▶ WRITTEN INSTRUCTION:
Find the lines holding "серии" and copy them.

▶ EXERCISE INPUTS:

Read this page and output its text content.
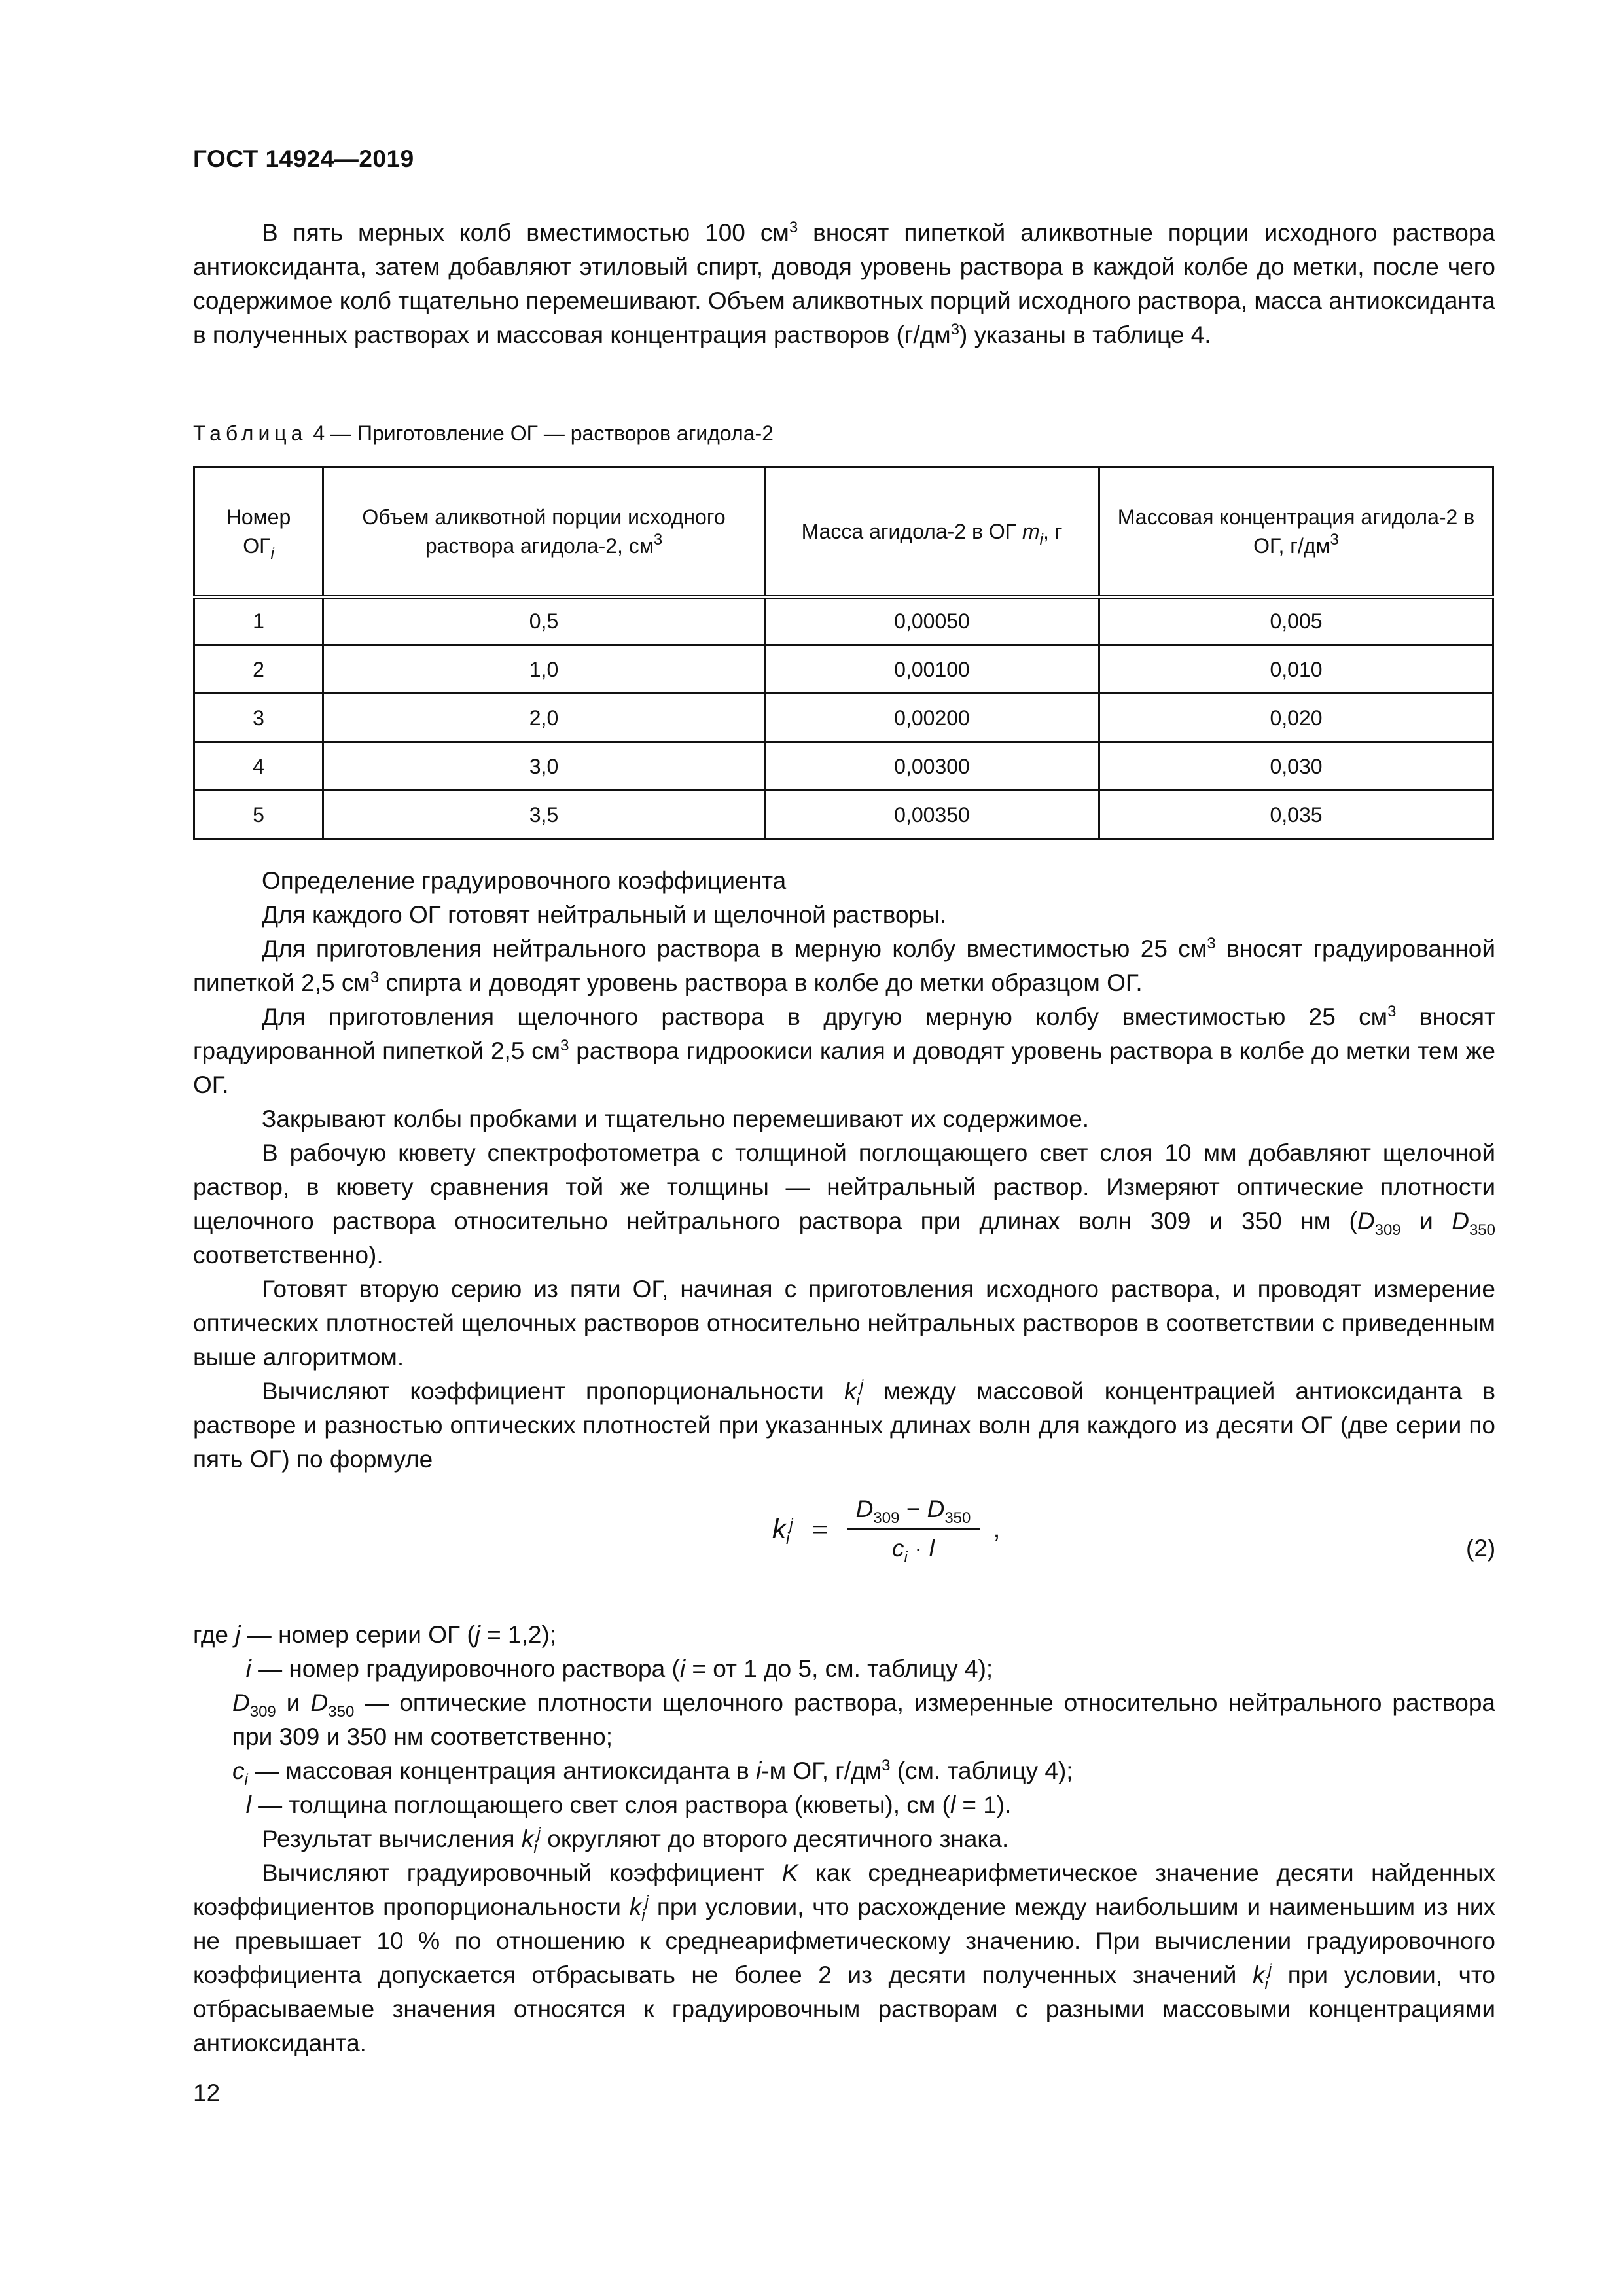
ГОСТ 14924—2019

В пять мерных колб вместимостью 100 $см^3$ вносят пипеткой аликвотные порции исходного раствора антиоксиданта, затем добавляют этиловый спирт, доводя уровень раствора в каждой колбе до метки, после чего содержимое колб тщательно перемешивают. Объем аликвотных порций исходного раствора, масса антиоксиданта в полученных растворах и массовая концентрация растворов $(г/дм^3)$ указаны в таблице 4.

Таблица 4 — Приготовление ОГ — растворов агидола-2
Номер
$ОГ_i$	Объем аликвотной порции исходного раствора агидола-2, $см^3$	Масса агидола-2 в ОГ $m_i$, г	Массовая концентрация агидола-2 в ОГ, $г/дм^3$
1	0,5	0,00050	0,005
2	1,0	0,00100	0,010
3	2,0	0,00200	0,020
4	3,0	0,00300	0,030
5	3,5	0,00350	0,035

Определение градуировочного коэффициента

Для каждого ОГ готовят нейтральный и щелочной растворы.

Для приготовления нейтрального раствора в мерную колбу вместимостью 25 $см^3$ вносят градуированной пипеткой 2,5 $см^3$ спирта и доводят уровень раствора в колбе до метки образцом ОГ.

Для приготовления щелочного раствора в другую мерную колбу вместимостью 25 $см^3$ вносят градуированной пипеткой 2,5 $см^3$ раствора гидроокиси калия и доводят уровень раствора в колбе до метки тем же ОГ.

Закрывают колбы пробками и тщательно перемешивают их содержимое.

В рабочую кювету спектрофотометра с толщиной поглощающего свет слоя 10 мм добавляют щелочной раствор, в кювету сравнения той же толщины — нейтральный раствор. Измеряют оптические плотности щелочного раствора относительно нейтрального раствора при длинах волн 309 и 350 нм ($D_{309}$ и $D_{350}$ соответственно).

Готовят вторую серию из пяти ОГ, начиная с приготовления исходного раствора, и проводят измерение оптических плотностей щелочных растворов относительно нейтральных растворов в соответствии с приведенным выше алгоритмом.

Вычисляют коэффициент пропорциональности $k_i^j$ между массовой концентрацией антиоксиданта в растворе и разностью оптических плотностей при указанных длинах волн для каждого из десяти ОГ (две серии по пять ОГ) по формуле

$k_i^j = \frac{D_{309} - D_{350}}{c_i \cdot l}$ ,
(2)

где j — номер серии ОГ (j = 1,2);

i — номер градуировочного раствора (i = от 1 до 5, см. таблицу 4);

$D_{309}$ и $D_{350}$ — оптические плотности щелочного раствора, измеренные относительно нейтрального раствора при 309 и 350 нм соответственно;

$c_i$ — массовая концентрация антиоксиданта в i-м ОГ, $г/дм^3$ (см. таблицу 4);

l — толщина поглощающего свет слоя раствора (кюветы), см (l = 1).

Результат вычисления $k_i^j$ округляют до второго десятичного знака.

Вычисляют градуировочный коэффициент K как среднеарифметическое значение десяти найденных коэффициентов пропорциональности $k_i^j$ при условии, что расхождение между наибольшим и наименьшим из них не превышает 10 % по отношению к среднеарифметическому значению. При вычислении градуировочного коэффициента допускается отбрасывать не более 2 из десяти полученных значений $k_i^j$ при условии, что отбрасываемые значения относятся к градуировочным растворам с разными массовыми концентрациями антиоксиданта.

12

▶ ANSWER:
Вычисляют коэффициент пропорциональности $k_i^j$ между массовой концентрацией антиоксиданта в растворе и разностью оптических плотностей при указанных длинах волн для каждого из десяти ОГ (две серии по пять ОГ) по формуле
где j — номер серии ОГ (j = 1,2);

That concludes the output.